• _What is expected_:
Go through the entries below and copy each line containing the word "name".

====== Dataset

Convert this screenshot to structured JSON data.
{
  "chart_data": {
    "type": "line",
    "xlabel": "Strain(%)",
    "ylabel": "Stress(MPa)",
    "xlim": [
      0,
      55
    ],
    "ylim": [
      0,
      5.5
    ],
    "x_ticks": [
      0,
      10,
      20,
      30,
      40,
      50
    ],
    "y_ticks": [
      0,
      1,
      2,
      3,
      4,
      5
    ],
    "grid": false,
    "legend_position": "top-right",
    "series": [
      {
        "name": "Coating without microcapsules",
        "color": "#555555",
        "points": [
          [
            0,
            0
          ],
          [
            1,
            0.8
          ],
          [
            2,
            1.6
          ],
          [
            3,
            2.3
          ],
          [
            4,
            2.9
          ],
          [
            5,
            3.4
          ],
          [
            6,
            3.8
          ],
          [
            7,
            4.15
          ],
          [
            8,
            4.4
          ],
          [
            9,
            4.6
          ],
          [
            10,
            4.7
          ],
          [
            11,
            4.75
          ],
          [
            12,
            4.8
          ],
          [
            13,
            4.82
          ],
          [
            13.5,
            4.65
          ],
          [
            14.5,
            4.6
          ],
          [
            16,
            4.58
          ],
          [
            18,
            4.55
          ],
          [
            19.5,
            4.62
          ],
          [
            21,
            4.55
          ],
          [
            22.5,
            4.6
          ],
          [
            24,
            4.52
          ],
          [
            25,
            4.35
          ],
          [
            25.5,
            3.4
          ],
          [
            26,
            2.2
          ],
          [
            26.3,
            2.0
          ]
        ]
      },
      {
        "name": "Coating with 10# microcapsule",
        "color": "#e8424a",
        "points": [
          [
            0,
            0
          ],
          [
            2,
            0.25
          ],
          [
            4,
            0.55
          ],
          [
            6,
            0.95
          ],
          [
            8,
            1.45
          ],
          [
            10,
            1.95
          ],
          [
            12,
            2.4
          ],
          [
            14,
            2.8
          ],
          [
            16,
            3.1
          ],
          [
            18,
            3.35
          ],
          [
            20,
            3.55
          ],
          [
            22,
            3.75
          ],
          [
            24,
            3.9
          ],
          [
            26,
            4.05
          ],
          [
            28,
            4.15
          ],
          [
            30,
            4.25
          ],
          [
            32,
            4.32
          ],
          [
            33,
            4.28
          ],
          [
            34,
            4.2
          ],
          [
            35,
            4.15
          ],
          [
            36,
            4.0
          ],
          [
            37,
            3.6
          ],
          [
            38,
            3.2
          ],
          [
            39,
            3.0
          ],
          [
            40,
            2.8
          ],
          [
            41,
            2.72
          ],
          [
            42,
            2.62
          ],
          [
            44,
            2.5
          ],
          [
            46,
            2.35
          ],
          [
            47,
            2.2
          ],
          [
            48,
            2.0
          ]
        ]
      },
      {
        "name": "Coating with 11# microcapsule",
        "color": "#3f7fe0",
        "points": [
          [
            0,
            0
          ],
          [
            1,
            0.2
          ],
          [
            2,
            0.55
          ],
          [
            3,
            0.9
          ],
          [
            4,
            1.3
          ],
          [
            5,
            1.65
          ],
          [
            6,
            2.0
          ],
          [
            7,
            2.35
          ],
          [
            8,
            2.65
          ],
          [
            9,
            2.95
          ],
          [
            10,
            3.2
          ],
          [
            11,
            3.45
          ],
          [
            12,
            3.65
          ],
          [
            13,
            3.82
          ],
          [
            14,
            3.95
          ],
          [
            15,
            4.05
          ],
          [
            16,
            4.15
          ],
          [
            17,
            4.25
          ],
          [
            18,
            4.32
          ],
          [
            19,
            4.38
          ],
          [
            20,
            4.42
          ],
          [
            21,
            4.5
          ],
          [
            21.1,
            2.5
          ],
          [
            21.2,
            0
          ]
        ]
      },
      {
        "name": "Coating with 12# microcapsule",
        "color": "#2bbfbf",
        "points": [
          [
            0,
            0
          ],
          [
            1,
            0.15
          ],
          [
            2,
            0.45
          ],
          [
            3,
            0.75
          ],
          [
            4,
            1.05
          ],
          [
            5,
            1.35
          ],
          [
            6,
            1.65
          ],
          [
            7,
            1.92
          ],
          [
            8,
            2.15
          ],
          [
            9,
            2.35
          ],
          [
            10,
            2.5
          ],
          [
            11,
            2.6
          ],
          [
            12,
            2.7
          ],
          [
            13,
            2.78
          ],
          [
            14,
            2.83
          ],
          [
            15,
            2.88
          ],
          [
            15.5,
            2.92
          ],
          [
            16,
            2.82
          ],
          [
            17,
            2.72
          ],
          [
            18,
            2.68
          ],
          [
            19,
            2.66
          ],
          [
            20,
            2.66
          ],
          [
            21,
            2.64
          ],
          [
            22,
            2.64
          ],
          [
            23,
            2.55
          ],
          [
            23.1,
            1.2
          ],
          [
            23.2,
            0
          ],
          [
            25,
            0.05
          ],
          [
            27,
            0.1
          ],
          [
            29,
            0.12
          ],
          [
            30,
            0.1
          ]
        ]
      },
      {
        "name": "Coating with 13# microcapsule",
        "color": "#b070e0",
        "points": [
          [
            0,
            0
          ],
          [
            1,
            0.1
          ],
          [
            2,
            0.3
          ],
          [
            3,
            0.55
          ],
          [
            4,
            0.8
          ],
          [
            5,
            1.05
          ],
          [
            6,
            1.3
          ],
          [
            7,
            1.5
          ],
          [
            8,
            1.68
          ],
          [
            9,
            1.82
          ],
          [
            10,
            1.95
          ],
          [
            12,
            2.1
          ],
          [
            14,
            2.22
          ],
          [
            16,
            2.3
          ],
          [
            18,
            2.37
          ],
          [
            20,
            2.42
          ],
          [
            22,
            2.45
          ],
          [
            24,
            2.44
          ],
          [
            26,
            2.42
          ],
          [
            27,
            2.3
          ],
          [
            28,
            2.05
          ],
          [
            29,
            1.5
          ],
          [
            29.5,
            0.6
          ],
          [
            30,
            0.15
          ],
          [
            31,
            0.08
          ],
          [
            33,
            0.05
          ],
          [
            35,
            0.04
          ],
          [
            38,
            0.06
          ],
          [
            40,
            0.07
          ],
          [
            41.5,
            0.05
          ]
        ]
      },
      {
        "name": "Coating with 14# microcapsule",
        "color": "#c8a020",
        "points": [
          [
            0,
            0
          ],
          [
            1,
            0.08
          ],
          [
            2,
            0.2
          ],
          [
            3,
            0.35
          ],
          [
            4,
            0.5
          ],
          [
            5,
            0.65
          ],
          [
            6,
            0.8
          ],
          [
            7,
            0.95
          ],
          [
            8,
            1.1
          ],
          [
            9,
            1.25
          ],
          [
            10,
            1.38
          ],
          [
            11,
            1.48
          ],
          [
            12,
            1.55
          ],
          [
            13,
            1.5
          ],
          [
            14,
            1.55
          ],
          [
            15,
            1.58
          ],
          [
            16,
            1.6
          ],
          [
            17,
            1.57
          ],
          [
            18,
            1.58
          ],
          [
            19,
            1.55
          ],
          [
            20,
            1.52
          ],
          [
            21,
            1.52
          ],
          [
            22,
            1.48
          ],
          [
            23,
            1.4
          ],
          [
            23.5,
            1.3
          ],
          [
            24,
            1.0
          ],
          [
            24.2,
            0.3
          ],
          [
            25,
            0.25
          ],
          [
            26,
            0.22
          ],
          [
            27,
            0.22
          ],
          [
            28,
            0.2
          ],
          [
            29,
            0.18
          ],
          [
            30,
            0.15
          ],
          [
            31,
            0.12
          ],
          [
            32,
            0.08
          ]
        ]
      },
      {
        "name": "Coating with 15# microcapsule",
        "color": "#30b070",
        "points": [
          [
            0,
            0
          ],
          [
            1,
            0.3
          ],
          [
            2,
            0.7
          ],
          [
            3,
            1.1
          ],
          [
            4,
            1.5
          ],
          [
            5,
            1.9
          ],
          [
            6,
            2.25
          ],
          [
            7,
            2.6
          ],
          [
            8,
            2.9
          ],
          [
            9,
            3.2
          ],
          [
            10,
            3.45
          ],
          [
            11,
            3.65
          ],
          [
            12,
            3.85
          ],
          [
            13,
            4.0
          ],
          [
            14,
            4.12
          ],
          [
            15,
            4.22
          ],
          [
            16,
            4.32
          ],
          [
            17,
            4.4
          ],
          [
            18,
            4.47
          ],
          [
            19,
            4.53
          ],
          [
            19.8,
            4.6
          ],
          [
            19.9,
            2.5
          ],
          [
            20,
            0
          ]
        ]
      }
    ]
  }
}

============

• _The solution_:
        "name": "Coating without microcapsules",
        "name": "Coating with 10# microcapsule",
        "name": "Coating with 11# microcapsule",
        "name": "Coating with 12# microcapsule",
        "name": "Coating with 13# microcapsule",
        "name": "Coating with 14# microcapsule",
        "name": "Coating with 15# microcapsule",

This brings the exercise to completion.